#### [EXERCISE AIM]
Output each line of the material exactly as it stands.

(Figure content listings)
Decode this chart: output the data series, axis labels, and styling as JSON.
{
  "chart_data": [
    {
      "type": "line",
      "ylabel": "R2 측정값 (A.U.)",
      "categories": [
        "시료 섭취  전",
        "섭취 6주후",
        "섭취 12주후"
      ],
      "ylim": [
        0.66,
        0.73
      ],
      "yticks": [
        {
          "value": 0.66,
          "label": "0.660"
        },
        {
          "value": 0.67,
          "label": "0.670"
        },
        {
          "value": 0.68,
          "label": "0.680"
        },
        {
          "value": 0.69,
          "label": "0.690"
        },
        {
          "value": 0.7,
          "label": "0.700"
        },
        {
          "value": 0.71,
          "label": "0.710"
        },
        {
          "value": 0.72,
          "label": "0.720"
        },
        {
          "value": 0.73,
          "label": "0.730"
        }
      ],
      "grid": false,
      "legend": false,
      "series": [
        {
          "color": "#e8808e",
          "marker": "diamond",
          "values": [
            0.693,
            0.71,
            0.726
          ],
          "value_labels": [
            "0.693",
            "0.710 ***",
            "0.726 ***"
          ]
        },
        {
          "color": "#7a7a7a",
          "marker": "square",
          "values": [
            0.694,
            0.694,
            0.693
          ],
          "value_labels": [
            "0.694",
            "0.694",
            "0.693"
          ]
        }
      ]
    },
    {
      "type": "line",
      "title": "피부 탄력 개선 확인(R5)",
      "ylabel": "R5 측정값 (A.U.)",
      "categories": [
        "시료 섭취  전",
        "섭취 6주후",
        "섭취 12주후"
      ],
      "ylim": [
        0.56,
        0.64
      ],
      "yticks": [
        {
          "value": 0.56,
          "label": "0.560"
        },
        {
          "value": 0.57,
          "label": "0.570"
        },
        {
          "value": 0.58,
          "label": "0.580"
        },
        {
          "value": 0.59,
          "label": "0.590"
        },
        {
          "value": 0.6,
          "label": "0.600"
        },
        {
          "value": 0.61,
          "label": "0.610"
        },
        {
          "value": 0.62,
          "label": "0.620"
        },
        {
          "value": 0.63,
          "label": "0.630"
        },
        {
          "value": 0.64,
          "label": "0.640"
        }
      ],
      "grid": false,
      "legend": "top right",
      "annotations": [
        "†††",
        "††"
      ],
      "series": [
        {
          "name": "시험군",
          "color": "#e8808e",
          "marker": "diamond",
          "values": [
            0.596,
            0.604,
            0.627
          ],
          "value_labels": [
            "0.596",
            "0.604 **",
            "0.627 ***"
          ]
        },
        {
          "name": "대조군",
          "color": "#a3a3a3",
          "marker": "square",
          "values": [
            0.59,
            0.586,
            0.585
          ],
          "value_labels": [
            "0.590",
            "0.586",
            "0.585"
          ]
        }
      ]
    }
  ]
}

#### [THE SOLUTION]
Decode this chart: output the data series, axis labels, and styling as JSON.
{
  "chart_data": [
    {
      "type": "line",
      "ylabel": "R2 측정값 (A.U.)",
      "categories": [
        "시료 섭취  전",
        "섭취 6주후",
        "섭취 12주후"
      ],
      "ylim": [
        0.66,
        0.73
      ],
      "yticks": [
        {
          "value": 0.66,
          "label": "0.660"
        },
        {
          "value": 0.67,
          "label": "0.670"
        },
        {
          "value": 0.68,
          "label": "0.680"
        },
        {
          "value": 0.69,
          "label": "0.690"
        },
        {
          "value": 0.7,
          "label": "0.700"
        },
        {
          "value": 0.71,
          "label": "0.710"
        },
        {
          "value": 0.72,
          "label": "0.720"
        },
        {
          "value": 0.73,
          "label": "0.730"
        }
      ],
      "grid": false,
      "legend": false,
      "series": [
        {
          "color": "#e8808e",
          "marker": "diamond",
          "values": [
            0.693,
            0.71,
            0.726
          ],
          "value_labels": [
            "0.693",
            "0.710 ***",
            "0.726 ***"
          ]
        },
        {
          "color": "#7a7a7a",
          "marker": "square",
          "values": [
            0.694,
            0.694,
            0.693
          ],
          "value_labels": [
            "0.694",
            "0.694",
            "0.693"
          ]
        }
      ]
    },
    {
      "type": "line",
      "title": "피부 탄력 개선 확인(R5)",
      "ylabel": "R5 측정값 (A.U.)",
      "categories": [
        "시료 섭취  전",
        "섭취 6주후",
        "섭취 12주후"
      ],
      "ylim": [
        0.56,
        0.64
      ],
      "yticks": [
        {
          "value": 0.56,
          "label": "0.560"
        },
        {
          "value": 0.57,
          "label": "0.570"
        },
        {
          "value": 0.58,
          "label": "0.580"
        },
        {
          "value": 0.59,
          "label": "0.590"
        },
        {
          "value": 0.6,
          "label": "0.600"
        },
        {
          "value": 0.61,
          "label": "0.610"
        },
        {
          "value": 0.62,
          "label": "0.620"
        },
        {
          "value": 0.63,
          "label": "0.630"
        },
        {
          "value": 0.64,
          "label": "0.640"
        }
      ],
      "grid": false,
      "legend": "top right",
      "annotations": [
        "†††",
        "††"
      ],
      "series": [
        {
          "name": "시험군",
          "color": "#e8808e",
          "marker": "diamond",
          "values": [
            0.596,
            0.604,
            0.627
          ],
          "value_labels": [
            "0.596",
            "0.604 **",
            "0.627 ***"
          ]
        },
        {
          "name": "대조군",
          "color": "#a3a3a3",
          "marker": "square",
          "values": [
            0.59,
            0.586,
            0.585
          ],
          "value_labels": [
            "0.590",
            "0.586",
            "0.585"
          ]
        }
      ]
    }
  ]
}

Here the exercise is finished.